(Stored data entries)
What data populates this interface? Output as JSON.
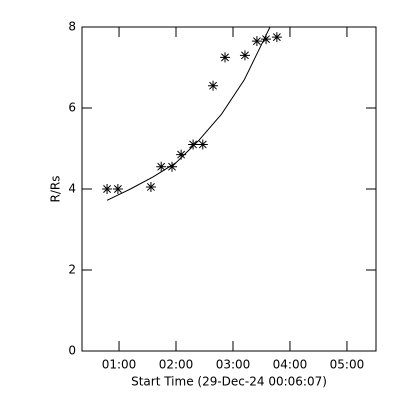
{
  "chart_data": {
    "type": "scatter",
    "x_label": "Start Time (29-Dec-24 00:06:07)",
    "y_label": "R/Rs",
    "xlim": [
      0.35,
      5.51
    ],
    "ylim": [
      0,
      8
    ],
    "xticks": [
      {
        "value": 1,
        "label": "01:00"
      },
      {
        "value": 2,
        "label": "02:00"
      },
      {
        "value": 3,
        "label": "03:00"
      },
      {
        "value": 4,
        "label": "04:00"
      },
      {
        "value": 5,
        "label": "05:00"
      }
    ],
    "yticks": [
      0,
      2,
      4,
      6,
      8
    ],
    "color": "#000000",
    "x": [
      0.79,
      0.98,
      1.56,
      1.74,
      1.93,
      2.09,
      2.3,
      2.47,
      2.65,
      2.86,
      3.21,
      3.42,
      3.58,
      3.77
    ],
    "values": [
      4.0,
      4.0,
      4.05,
      4.55,
      4.55,
      4.85,
      5.1,
      5.1,
      6.55,
      7.25,
      7.3,
      7.65,
      7.7,
      7.75
    ],
    "fit": {
      "x": [
        0.79,
        1.2,
        1.6,
        2.0,
        2.4,
        2.8,
        3.2,
        3.65
      ],
      "values": [
        3.72,
        4.0,
        4.3,
        4.65,
        5.2,
        5.85,
        6.7,
        8.0
      ]
    }
  }
}
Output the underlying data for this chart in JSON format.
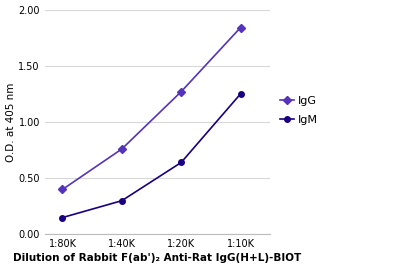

_TO BE DONE_
Reproduce the whole listing exactly, but not the images in it.

_ANSWER TO THE PROBLEM_
What data populates this interface? Output as JSON.
{
  "chart_data": {
    "type": "scatter",
    "x_label": "Start Time (29-Dec-24 00:06:07)",
    "y_label": "R/Rs",
    "xlim": [
      0.35,
      5.51
    ],
    "ylim": [
      0,
      8
    ],
    "xticks": [
      {
        "value": 1,
        "label": "01:00"
      },
      {
        "value": 2,
        "label": "02:00"
      },
      {
        "value": 3,
        "label": "03:00"
      },
      {
        "value": 4,
        "label": "04:00"
      },
      {
        "value": 5,
        "label": "05:00"
      }
    ],
    "yticks": [
      0,
      2,
      4,
      6,
      8
    ],
    "color": "#000000",
    "x": [
      0.79,
      0.98,
      1.56,
      1.74,
      1.93,
      2.09,
      2.3,
      2.47,
      2.65,
      2.86,
      3.21,
      3.42,
      3.58,
      3.77
    ],
    "values": [
      4.0,
      4.0,
      4.05,
      4.55,
      4.55,
      4.85,
      5.1,
      5.1,
      6.55,
      7.25,
      7.3,
      7.65,
      7.7,
      7.75
    ],
    "fit": {
      "x": [
        0.79,
        1.2,
        1.6,
        2.0,
        2.4,
        2.8,
        3.2,
        3.65
      ],
      "values": [
        3.72,
        4.0,
        4.3,
        4.65,
        5.2,
        5.85,
        6.7,
        8.0
      ]
    }
  }
}
Output the underlying data for this chart in JSON format.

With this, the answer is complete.